(Dataset entries)

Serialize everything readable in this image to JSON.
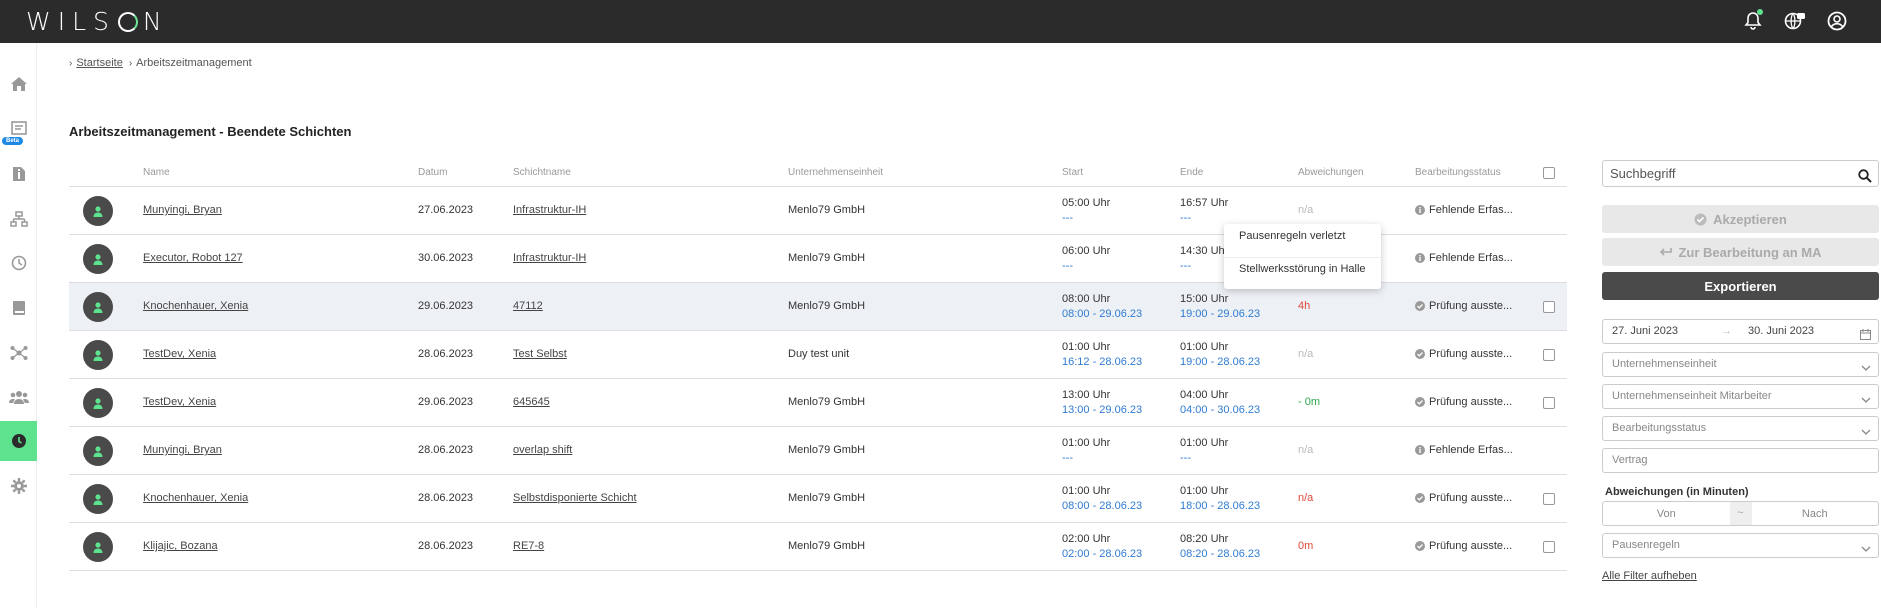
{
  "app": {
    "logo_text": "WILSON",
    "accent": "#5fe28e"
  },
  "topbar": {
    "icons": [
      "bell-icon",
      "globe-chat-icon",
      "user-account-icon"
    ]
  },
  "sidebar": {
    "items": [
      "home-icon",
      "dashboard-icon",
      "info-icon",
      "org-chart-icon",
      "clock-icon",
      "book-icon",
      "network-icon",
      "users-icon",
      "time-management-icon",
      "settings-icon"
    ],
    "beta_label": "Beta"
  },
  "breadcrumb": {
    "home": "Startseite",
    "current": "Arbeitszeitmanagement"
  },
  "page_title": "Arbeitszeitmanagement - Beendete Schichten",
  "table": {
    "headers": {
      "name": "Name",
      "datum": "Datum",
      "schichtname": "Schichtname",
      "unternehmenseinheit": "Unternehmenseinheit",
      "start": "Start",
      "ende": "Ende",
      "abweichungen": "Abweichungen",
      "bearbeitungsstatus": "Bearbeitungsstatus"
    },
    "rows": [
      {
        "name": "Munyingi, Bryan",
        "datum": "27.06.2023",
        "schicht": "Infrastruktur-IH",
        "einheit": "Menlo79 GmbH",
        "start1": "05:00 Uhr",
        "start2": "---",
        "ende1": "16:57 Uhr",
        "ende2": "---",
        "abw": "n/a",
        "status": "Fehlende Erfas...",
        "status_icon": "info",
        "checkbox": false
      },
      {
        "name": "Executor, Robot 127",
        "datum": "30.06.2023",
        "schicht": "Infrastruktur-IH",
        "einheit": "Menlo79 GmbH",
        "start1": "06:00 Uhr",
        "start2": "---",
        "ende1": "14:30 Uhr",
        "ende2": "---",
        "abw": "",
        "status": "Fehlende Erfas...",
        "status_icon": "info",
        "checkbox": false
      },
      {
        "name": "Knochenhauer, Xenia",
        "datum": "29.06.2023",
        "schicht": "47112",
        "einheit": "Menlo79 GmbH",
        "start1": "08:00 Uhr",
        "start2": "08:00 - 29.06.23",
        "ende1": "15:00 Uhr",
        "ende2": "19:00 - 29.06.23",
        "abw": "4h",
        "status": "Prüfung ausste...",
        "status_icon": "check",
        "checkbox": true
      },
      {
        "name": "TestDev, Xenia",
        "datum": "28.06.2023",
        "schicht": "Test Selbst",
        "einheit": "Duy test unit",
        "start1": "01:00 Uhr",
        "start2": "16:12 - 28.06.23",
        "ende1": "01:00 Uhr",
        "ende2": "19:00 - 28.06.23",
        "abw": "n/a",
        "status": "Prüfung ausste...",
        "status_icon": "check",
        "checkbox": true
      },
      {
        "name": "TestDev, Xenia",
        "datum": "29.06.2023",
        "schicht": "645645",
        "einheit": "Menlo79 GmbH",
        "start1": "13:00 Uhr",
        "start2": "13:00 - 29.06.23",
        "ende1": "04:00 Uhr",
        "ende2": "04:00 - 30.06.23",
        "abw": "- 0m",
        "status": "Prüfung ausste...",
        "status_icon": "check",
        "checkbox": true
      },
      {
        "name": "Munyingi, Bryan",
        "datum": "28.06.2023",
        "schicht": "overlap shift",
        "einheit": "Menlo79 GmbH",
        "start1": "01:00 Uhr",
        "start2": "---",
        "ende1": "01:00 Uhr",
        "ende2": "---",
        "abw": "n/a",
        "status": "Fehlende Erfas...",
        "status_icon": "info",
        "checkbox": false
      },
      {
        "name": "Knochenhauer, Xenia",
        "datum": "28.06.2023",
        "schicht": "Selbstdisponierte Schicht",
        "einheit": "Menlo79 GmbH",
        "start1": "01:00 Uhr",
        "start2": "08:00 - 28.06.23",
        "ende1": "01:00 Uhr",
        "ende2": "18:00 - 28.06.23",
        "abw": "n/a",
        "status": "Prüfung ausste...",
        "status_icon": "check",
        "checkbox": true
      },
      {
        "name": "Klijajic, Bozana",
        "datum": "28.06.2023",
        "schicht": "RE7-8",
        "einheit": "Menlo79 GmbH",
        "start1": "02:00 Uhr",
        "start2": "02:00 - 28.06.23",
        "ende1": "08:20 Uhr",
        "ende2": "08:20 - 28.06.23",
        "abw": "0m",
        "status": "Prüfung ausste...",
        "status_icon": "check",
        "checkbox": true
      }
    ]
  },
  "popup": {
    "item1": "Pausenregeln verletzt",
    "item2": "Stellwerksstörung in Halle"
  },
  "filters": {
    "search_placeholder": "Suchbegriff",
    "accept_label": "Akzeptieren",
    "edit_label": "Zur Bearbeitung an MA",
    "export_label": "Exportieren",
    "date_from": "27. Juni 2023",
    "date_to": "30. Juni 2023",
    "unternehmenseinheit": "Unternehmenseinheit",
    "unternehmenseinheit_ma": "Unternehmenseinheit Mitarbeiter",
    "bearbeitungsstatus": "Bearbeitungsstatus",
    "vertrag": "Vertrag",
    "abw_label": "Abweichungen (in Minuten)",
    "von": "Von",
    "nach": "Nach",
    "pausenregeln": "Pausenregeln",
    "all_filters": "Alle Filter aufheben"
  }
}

• _Written problem_:
Leave out the pictures and copy the rest of the material above exactly.

• _Worked answer_:
Serialize everything readable in this image to JSON.
{
  "app": {
    "logo_text": "WILSON",
    "accent": "#5fe28e"
  },
  "topbar": {
    "icons": [
      "bell-icon",
      "globe-chat-icon",
      "user-account-icon"
    ]
  },
  "sidebar": {
    "items": [
      "home-icon",
      "dashboard-icon",
      "info-icon",
      "org-chart-icon",
      "clock-icon",
      "book-icon",
      "network-icon",
      "users-icon",
      "time-management-icon",
      "settings-icon"
    ],
    "beta_label": "Beta"
  },
  "breadcrumb": {
    "home": "Startseite",
    "current": "Arbeitszeitmanagement"
  },
  "page_title": "Arbeitszeitmanagement - Beendete Schichten",
  "table": {
    "headers": {
      "name": "Name",
      "datum": "Datum",
      "schichtname": "Schichtname",
      "unternehmenseinheit": "Unternehmenseinheit",
      "start": "Start",
      "ende": "Ende",
      "abweichungen": "Abweichungen",
      "bearbeitungsstatus": "Bearbeitungsstatus"
    },
    "rows": [
      {
        "name": "Munyingi, Bryan",
        "datum": "27.06.2023",
        "schicht": "Infrastruktur-IH",
        "einheit": "Menlo79 GmbH",
        "start1": "05:00 Uhr",
        "start2": "---",
        "ende1": "16:57 Uhr",
        "ende2": "---",
        "abw": "n/a",
        "status": "Fehlende Erfas...",
        "status_icon": "info",
        "checkbox": false
      },
      {
        "name": "Executor, Robot 127",
        "datum": "30.06.2023",
        "schicht": "Infrastruktur-IH",
        "einheit": "Menlo79 GmbH",
        "start1": "06:00 Uhr",
        "start2": "---",
        "ende1": "14:30 Uhr",
        "ende2": "---",
        "abw": "",
        "status": "Fehlende Erfas...",
        "status_icon": "info",
        "checkbox": false
      },
      {
        "name": "Knochenhauer, Xenia",
        "datum": "29.06.2023",
        "schicht": "47112",
        "einheit": "Menlo79 GmbH",
        "start1": "08:00 Uhr",
        "start2": "08:00 - 29.06.23",
        "ende1": "15:00 Uhr",
        "ende2": "19:00 - 29.06.23",
        "abw": "4h",
        "status": "Prüfung ausste...",
        "status_icon": "check",
        "checkbox": true
      },
      {
        "name": "TestDev, Xenia",
        "datum": "28.06.2023",
        "schicht": "Test Selbst",
        "einheit": "Duy test unit",
        "start1": "01:00 Uhr",
        "start2": "16:12 - 28.06.23",
        "ende1": "01:00 Uhr",
        "ende2": "19:00 - 28.06.23",
        "abw": "n/a",
        "status": "Prüfung ausste...",
        "status_icon": "check",
        "checkbox": true
      },
      {
        "name": "TestDev, Xenia",
        "datum": "29.06.2023",
        "schicht": "645645",
        "einheit": "Menlo79 GmbH",
        "start1": "13:00 Uhr",
        "start2": "13:00 - 29.06.23",
        "ende1": "04:00 Uhr",
        "ende2": "04:00 - 30.06.23",
        "abw": "- 0m",
        "status": "Prüfung ausste...",
        "status_icon": "check",
        "checkbox": true
      },
      {
        "name": "Munyingi, Bryan",
        "datum": "28.06.2023",
        "schicht": "overlap shift",
        "einheit": "Menlo79 GmbH",
        "start1": "01:00 Uhr",
        "start2": "---",
        "ende1": "01:00 Uhr",
        "ende2": "---",
        "abw": "n/a",
        "status": "Fehlende Erfas...",
        "status_icon": "info",
        "checkbox": false
      },
      {
        "name": "Knochenhauer, Xenia",
        "datum": "28.06.2023",
        "schicht": "Selbstdisponierte Schicht",
        "einheit": "Menlo79 GmbH",
        "start1": "01:00 Uhr",
        "start2": "08:00 - 28.06.23",
        "ende1": "01:00 Uhr",
        "ende2": "18:00 - 28.06.23",
        "abw": "n/a",
        "status": "Prüfung ausste...",
        "status_icon": "check",
        "checkbox": true
      },
      {
        "name": "Klijajic, Bozana",
        "datum": "28.06.2023",
        "schicht": "RE7-8",
        "einheit": "Menlo79 GmbH",
        "start1": "02:00 Uhr",
        "start2": "02:00 - 28.06.23",
        "ende1": "08:20 Uhr",
        "ende2": "08:20 - 28.06.23",
        "abw": "0m",
        "status": "Prüfung ausste...",
        "status_icon": "check",
        "checkbox": true
      }
    ]
  },
  "popup": {
    "item1": "Pausenregeln verletzt",
    "item2": "Stellwerksstörung in Halle"
  },
  "filters": {
    "search_placeholder": "Suchbegriff",
    "accept_label": "Akzeptieren",
    "edit_label": "Zur Bearbeitung an MA",
    "export_label": "Exportieren",
    "date_from": "27. Juni 2023",
    "date_to": "30. Juni 2023",
    "unternehmenseinheit": "Unternehmenseinheit",
    "unternehmenseinheit_ma": "Unternehmenseinheit Mitarbeiter",
    "bearbeitungsstatus": "Bearbeitungsstatus",
    "vertrag": "Vertrag",
    "abw_label": "Abweichungen (in Minuten)",
    "von": "Von",
    "nach": "Nach",
    "pausenregeln": "Pausenregeln",
    "all_filters": "Alle Filter aufheben"
  }
}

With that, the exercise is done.